INFORMATION SHOWN:
-*-
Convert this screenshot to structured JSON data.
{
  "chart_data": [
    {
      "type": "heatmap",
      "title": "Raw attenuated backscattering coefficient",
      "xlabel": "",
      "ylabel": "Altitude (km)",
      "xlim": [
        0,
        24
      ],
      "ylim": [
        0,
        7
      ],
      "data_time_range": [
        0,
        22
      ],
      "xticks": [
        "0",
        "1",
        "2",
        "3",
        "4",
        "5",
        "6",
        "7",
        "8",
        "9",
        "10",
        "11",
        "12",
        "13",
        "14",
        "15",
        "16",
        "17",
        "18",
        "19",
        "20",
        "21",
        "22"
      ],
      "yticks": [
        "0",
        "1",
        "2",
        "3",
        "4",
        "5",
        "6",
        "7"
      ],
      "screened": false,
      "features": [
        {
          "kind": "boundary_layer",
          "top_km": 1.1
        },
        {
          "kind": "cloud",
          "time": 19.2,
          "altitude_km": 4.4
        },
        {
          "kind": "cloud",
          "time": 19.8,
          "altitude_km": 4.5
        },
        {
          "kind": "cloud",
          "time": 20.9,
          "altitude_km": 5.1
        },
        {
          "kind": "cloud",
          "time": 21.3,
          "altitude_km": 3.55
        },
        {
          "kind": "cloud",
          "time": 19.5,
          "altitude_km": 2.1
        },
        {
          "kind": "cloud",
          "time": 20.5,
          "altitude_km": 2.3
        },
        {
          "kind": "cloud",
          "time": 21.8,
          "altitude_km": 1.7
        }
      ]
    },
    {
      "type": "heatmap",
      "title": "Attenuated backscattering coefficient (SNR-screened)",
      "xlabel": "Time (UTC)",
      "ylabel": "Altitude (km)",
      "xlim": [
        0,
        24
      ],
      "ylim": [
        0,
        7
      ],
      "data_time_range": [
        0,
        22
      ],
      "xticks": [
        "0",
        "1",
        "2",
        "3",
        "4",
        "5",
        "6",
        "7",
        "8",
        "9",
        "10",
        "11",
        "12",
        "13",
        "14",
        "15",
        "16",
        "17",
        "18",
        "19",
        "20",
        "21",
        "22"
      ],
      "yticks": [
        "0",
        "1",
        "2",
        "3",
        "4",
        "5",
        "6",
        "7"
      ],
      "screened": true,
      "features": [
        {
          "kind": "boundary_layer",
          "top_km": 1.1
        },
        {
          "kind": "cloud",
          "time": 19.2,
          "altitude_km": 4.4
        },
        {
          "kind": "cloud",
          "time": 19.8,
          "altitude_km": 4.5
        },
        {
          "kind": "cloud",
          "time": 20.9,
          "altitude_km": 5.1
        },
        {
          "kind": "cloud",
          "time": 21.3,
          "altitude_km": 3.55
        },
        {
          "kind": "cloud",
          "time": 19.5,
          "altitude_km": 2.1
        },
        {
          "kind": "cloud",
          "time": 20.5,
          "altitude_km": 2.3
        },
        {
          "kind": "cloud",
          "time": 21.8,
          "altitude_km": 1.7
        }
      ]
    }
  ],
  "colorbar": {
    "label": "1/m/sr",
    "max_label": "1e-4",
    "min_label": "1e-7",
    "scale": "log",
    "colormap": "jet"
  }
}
-*-
TASK OBJECTIVE: Which lines of the data above contain "title"? Copy each one.

EXERCISE OUTPUT:
      "title": "Raw attenuated backscattering coefficient",
      "title": "Attenuated backscattering coefficient (SNR-screened)",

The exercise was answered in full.